**GIVEN ENTRIES**

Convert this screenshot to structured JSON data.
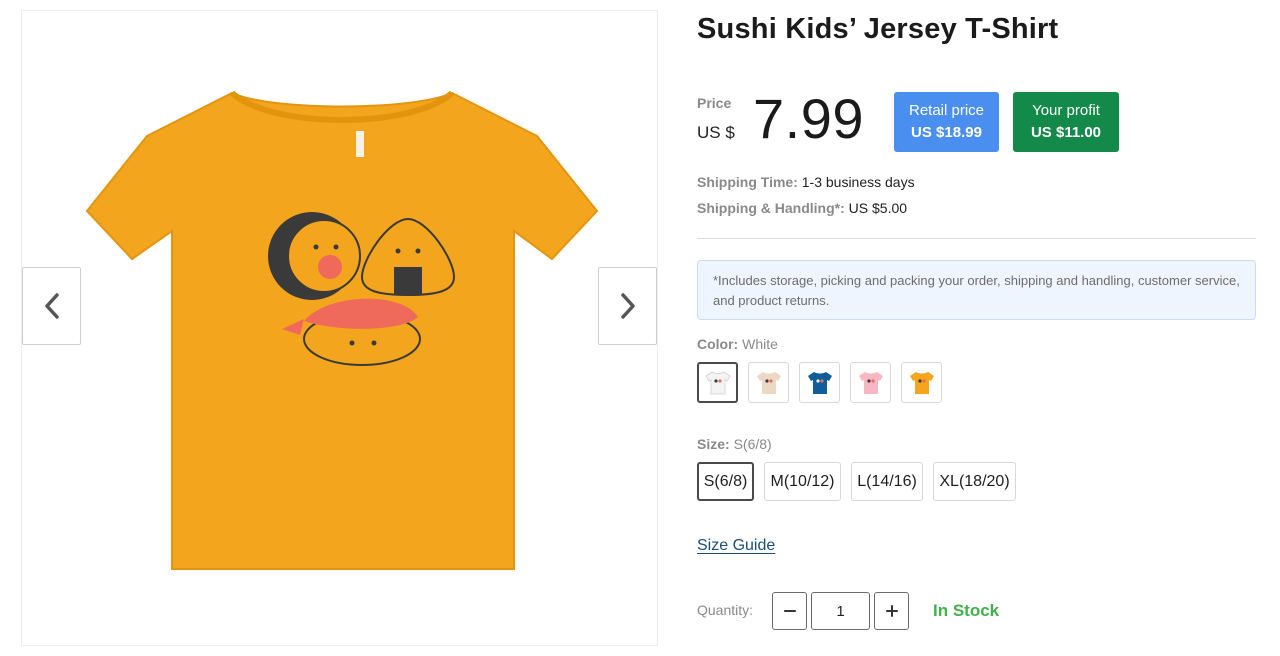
{
  "product": {
    "title": "Sushi Kids’ Jersey T-Shirt",
    "image_alt": "Gold kids t-shirt with sushi print"
  },
  "gallery": {
    "prev_icon": "chevron-left-icon",
    "next_icon": "chevron-right-icon"
  },
  "price": {
    "label": "Price",
    "currency": "US $",
    "value": "7.99"
  },
  "retail_badge": {
    "label": "Retail price",
    "value": "US $18.99",
    "color": "#4a8ff0"
  },
  "profit_badge": {
    "label": "Your profit",
    "value": "US $11.00",
    "color": "#13894a"
  },
  "shipping": {
    "time_label": "Shipping Time:",
    "time_value": "1-3 business days",
    "handling_label": "Shipping & Handling*:",
    "handling_value": "US $5.00"
  },
  "note": "*Includes storage, picking and packing your order, shipping and handling, customer service, and product returns.",
  "color": {
    "label": "Color:",
    "selected": "White",
    "swatches": [
      {
        "name": "White",
        "hex": "#f4f4f4"
      },
      {
        "name": "Natural",
        "hex": "#ecd9c4"
      },
      {
        "name": "Royal Blue",
        "hex": "#115c9a"
      },
      {
        "name": "Pink",
        "hex": "#f6b7c2"
      },
      {
        "name": "Gold",
        "hex": "#f2a51d"
      }
    ]
  },
  "size": {
    "label": "Size:",
    "selected": "S(6/8)",
    "options": [
      "S(6/8)",
      "M(10/12)",
      "L(14/16)",
      "XL(18/20)"
    ]
  },
  "size_guide": "Size Guide",
  "quantity": {
    "label": "Quantity:",
    "value": "1",
    "minus_icon": "minus-icon",
    "plus_icon": "plus-icon"
  },
  "stock_status": "In Stock",
  "colors": {
    "stock": "#3fb24a",
    "link": "#1a4d7a",
    "shirt": "#f2a51d"
  }
}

**DIRECTIVE**
Ascertain the number of lines in the entries that include the word "icon", and report only that number.

**RESULT OF THE EXERCISE**
4